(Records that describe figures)
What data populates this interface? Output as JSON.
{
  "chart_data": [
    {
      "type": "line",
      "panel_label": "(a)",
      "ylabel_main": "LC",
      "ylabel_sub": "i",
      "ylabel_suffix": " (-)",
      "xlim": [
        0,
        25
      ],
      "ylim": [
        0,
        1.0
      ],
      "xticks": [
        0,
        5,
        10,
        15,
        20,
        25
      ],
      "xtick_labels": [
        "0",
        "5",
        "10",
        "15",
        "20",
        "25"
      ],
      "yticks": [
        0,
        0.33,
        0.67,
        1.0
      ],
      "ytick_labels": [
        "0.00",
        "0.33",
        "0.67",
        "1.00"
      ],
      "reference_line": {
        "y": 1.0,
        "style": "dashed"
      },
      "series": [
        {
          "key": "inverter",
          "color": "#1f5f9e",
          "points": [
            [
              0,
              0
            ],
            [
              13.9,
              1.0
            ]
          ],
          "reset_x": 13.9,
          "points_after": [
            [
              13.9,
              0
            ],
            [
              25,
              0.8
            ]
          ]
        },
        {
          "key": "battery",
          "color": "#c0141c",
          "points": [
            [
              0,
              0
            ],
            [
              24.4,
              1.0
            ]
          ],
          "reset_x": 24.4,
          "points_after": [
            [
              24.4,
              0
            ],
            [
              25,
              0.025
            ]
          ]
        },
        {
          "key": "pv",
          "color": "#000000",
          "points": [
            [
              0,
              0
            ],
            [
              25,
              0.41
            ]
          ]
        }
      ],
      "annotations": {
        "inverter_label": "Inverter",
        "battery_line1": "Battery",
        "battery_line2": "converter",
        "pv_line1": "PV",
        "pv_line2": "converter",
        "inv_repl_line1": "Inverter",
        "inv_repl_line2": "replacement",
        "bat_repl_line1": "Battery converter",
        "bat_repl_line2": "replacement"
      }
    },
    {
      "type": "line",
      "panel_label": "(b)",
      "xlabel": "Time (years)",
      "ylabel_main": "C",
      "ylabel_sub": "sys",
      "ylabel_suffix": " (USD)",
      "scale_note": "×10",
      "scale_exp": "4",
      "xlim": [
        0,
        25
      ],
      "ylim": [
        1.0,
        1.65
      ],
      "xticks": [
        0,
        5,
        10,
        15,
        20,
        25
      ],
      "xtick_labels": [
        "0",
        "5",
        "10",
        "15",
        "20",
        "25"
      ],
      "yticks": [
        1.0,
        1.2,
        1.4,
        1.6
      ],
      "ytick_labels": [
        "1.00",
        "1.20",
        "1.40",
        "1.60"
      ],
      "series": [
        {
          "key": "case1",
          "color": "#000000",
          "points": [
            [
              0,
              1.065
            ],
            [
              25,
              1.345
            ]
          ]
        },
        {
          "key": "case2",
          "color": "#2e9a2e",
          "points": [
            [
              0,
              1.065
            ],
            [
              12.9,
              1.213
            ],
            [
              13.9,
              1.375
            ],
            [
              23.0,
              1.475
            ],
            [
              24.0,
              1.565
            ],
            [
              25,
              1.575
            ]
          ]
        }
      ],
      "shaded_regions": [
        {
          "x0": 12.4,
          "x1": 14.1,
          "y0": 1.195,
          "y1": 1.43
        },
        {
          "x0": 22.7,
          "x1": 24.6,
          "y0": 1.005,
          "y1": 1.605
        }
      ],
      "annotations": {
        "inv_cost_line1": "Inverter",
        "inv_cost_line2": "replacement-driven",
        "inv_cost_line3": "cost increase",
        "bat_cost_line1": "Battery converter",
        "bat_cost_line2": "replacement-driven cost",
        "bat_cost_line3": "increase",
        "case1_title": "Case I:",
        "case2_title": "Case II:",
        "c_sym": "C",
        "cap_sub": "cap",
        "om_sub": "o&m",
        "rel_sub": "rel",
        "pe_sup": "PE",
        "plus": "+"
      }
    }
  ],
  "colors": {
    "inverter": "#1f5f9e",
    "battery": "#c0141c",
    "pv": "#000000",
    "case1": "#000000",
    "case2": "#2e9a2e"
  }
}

**WRITTEN REQUEST:** Make an exact copy of the records.

**TASK RESPONSE:**
What data populates this interface? Output as JSON.
{
  "chart_data": [
    {
      "type": "line",
      "panel_label": "(a)",
      "ylabel_main": "LC",
      "ylabel_sub": "i",
      "ylabel_suffix": " (-)",
      "xlim": [
        0,
        25
      ],
      "ylim": [
        0,
        1.0
      ],
      "xticks": [
        0,
        5,
        10,
        15,
        20,
        25
      ],
      "xtick_labels": [
        "0",
        "5",
        "10",
        "15",
        "20",
        "25"
      ],
      "yticks": [
        0,
        0.33,
        0.67,
        1.0
      ],
      "ytick_labels": [
        "0.00",
        "0.33",
        "0.67",
        "1.00"
      ],
      "reference_line": {
        "y": 1.0,
        "style": "dashed"
      },
      "series": [
        {
          "key": "inverter",
          "color": "#1f5f9e",
          "points": [
            [
              0,
              0
            ],
            [
              13.9,
              1.0
            ]
          ],
          "reset_x": 13.9,
          "points_after": [
            [
              13.9,
              0
            ],
            [
              25,
              0.8
            ]
          ]
        },
        {
          "key": "battery",
          "color": "#c0141c",
          "points": [
            [
              0,
              0
            ],
            [
              24.4,
              1.0
            ]
          ],
          "reset_x": 24.4,
          "points_after": [
            [
              24.4,
              0
            ],
            [
              25,
              0.025
            ]
          ]
        },
        {
          "key": "pv",
          "color": "#000000",
          "points": [
            [
              0,
              0
            ],
            [
              25,
              0.41
            ]
          ]
        }
      ],
      "annotations": {
        "inverter_label": "Inverter",
        "battery_line1": "Battery",
        "battery_line2": "converter",
        "pv_line1": "PV",
        "pv_line2": "converter",
        "inv_repl_line1": "Inverter",
        "inv_repl_line2": "replacement",
        "bat_repl_line1": "Battery converter",
        "bat_repl_line2": "replacement"
      }
    },
    {
      "type": "line",
      "panel_label": "(b)",
      "xlabel": "Time (years)",
      "ylabel_main": "C",
      "ylabel_sub": "sys",
      "ylabel_suffix": " (USD)",
      "scale_note": "×10",
      "scale_exp": "4",
      "xlim": [
        0,
        25
      ],
      "ylim": [
        1.0,
        1.65
      ],
      "xticks": [
        0,
        5,
        10,
        15,
        20,
        25
      ],
      "xtick_labels": [
        "0",
        "5",
        "10",
        "15",
        "20",
        "25"
      ],
      "yticks": [
        1.0,
        1.2,
        1.4,
        1.6
      ],
      "ytick_labels": [
        "1.00",
        "1.20",
        "1.40",
        "1.60"
      ],
      "series": [
        {
          "key": "case1",
          "color": "#000000",
          "points": [
            [
              0,
              1.065
            ],
            [
              25,
              1.345
            ]
          ]
        },
        {
          "key": "case2",
          "color": "#2e9a2e",
          "points": [
            [
              0,
              1.065
            ],
            [
              12.9,
              1.213
            ],
            [
              13.9,
              1.375
            ],
            [
              23.0,
              1.475
            ],
            [
              24.0,
              1.565
            ],
            [
              25,
              1.575
            ]
          ]
        }
      ],
      "shaded_regions": [
        {
          "x0": 12.4,
          "x1": 14.1,
          "y0": 1.195,
          "y1": 1.43
        },
        {
          "x0": 22.7,
          "x1": 24.6,
          "y0": 1.005,
          "y1": 1.605
        }
      ],
      "annotations": {
        "inv_cost_line1": "Inverter",
        "inv_cost_line2": "replacement-driven",
        "inv_cost_line3": "cost increase",
        "bat_cost_line1": "Battery converter",
        "bat_cost_line2": "replacement-driven cost",
        "bat_cost_line3": "increase",
        "case1_title": "Case I:",
        "case2_title": "Case II:",
        "c_sym": "C",
        "cap_sub": "cap",
        "om_sub": "o&m",
        "rel_sub": "rel",
        "pe_sup": "PE",
        "plus": "+"
      }
    }
  ],
  "colors": {
    "inverter": "#1f5f9e",
    "battery": "#c0141c",
    "pv": "#000000",
    "case1": "#000000",
    "case2": "#2e9a2e"
  }
}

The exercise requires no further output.